Extrait du document:
· · · · · · ·
La vie sous la glace : une énigme biologique

Cette découverte soulève des questions sur la manière dont ces organismes ont pu survivre dans un environnement recouvert d'une épaisse couche de glace pendant des centaines d'années. En général, les écosystèmes des grands fonds marins dépendent des nutriments provenant de la surface, mais dans ce cas, la zone était complètement coupée de cette source de nourriture.

Une explication possible est que les courants océaniques transportent les nutriments nécessaires au maintien de cette biodiversité, bien que ce mécanisme doive encore faire l'objet d'études plus approfondies.

Une pieuvre repose sur le fond marin à une profondeur de 1 150 mètres dans la mer de Bellingshausen en Antarctique, dans une zone où le plateau et le talus sont coupés par plusieurs ravins sous-marins. Crédit : Institut Schmidt de l'océan.
· · · · · · ·
Données fournies:

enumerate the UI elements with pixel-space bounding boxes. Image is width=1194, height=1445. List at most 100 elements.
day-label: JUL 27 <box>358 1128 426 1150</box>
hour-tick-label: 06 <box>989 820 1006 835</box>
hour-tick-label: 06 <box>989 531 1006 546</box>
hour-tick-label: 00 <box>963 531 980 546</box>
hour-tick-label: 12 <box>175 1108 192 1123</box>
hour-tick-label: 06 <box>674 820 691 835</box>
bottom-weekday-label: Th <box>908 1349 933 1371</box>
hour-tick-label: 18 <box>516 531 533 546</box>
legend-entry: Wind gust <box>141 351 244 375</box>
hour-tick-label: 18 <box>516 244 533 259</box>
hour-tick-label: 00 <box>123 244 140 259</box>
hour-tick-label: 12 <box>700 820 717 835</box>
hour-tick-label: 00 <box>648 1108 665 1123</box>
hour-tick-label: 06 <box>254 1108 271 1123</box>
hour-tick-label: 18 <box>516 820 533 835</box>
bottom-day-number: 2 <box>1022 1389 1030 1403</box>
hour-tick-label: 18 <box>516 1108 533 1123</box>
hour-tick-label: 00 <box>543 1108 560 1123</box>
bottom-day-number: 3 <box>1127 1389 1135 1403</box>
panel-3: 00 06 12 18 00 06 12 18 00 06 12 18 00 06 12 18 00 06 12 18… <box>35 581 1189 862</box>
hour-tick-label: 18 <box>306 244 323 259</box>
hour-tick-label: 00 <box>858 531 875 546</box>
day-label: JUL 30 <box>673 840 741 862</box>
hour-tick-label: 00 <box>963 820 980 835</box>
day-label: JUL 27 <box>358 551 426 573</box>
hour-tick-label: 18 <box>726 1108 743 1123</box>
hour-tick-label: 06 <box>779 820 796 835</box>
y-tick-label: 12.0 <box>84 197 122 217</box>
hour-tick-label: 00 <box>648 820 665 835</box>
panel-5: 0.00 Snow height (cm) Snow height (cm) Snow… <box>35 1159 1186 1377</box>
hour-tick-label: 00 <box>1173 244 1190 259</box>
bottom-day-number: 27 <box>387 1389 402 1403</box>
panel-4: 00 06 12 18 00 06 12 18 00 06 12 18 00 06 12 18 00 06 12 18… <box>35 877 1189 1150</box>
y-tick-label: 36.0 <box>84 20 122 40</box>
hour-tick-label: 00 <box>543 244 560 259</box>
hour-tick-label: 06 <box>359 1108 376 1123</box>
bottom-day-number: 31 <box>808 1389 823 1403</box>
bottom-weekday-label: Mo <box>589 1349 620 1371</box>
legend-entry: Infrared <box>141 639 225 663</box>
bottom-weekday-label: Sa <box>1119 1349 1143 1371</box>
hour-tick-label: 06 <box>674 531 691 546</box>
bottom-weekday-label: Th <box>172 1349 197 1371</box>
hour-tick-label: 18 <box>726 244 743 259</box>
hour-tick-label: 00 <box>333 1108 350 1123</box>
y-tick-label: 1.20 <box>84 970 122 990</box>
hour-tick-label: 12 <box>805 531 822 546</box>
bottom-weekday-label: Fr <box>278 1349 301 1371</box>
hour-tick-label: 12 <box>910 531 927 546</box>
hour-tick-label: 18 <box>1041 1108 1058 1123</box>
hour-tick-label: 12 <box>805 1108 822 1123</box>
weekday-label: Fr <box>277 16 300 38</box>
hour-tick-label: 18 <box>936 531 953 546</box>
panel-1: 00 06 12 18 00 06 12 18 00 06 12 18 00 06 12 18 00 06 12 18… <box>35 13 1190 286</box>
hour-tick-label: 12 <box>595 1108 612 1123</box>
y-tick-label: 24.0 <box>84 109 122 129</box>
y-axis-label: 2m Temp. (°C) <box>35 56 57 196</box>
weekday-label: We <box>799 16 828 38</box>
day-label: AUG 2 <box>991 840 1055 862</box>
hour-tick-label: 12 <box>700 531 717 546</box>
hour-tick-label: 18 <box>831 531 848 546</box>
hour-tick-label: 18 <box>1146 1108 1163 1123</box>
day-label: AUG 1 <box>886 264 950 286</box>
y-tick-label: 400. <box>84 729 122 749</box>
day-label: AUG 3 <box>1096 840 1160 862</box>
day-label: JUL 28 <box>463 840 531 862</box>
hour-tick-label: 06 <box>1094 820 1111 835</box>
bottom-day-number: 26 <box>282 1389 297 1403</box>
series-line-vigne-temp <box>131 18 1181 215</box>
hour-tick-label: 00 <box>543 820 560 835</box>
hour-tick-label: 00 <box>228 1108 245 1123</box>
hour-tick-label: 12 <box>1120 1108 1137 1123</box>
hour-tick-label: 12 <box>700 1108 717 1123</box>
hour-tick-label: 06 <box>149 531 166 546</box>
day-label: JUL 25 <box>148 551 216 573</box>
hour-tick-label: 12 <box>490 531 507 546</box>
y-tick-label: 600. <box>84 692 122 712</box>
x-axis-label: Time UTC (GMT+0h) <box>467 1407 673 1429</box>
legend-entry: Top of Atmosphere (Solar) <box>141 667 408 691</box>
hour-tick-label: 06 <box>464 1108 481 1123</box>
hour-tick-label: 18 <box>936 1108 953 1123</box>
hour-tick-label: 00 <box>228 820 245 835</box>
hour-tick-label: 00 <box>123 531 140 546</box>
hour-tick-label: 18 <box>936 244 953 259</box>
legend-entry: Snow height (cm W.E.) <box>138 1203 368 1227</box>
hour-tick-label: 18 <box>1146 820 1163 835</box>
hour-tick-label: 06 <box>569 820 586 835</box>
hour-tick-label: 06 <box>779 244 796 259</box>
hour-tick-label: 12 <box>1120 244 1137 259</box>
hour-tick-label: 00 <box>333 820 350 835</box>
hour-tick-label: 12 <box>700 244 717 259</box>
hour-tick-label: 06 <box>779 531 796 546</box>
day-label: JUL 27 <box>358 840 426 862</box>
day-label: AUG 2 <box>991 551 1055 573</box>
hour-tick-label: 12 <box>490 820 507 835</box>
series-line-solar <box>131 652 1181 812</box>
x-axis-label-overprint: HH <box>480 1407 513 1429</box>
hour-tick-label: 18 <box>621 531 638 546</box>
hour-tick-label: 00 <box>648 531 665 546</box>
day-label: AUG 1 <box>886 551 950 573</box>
· · · · · · ·
Consignes:
1. Dans le texte sur la vie sous la glace, à quelle profondeur repose la pieuvre décrite ?
2. Poursuivez le texte sur la vie sous la glace à partir de sa dernière phrase.

Corrigé des exercices:
1. À 1 150 mètres de profondeur.

2.
Une pieuvre repose sur le fond marin à une profondeur de 1 150 mètres dans la mer de Bellingshausen en Antarctique, dans une zone où le plateau et le talus sont coupés par plusieurs ravins sous-marins. Crédit : Institut Schmidt de l'océan.

La taille de certaines éponges découvertes suggère que cet écosystème existe depuis longtemps. « Nous ne nous attendions pas à trouver un écosystème aussi beau et aussi florissant. À en juger par la taille des animaux, les communautés que nous avons observées sont là depuis des décennies, voire des centaines d'années », a déclaré M. Esquete.

Au-delà de la biologie : les implications pour le climat

Le détachement de l'iceberg A-84 s'inscrit dans un phénomène plus large : le rétrécissement de la calotte glaciaire de l'Antarctique, un processus accéléré par le changement climatique.

Sasha Montelli, l'un des chefs d'expédition et scientifique à l'University College London, a souligné l'importance de cette étude pour mieux comprendre ces changements : « Notre travail est crucial pour fournir un contexte à long terme pour ces changements récents, améliorant notre capacité à faire des projections des changements futurs - des projections qui peuvent informer des politiques actionnables ».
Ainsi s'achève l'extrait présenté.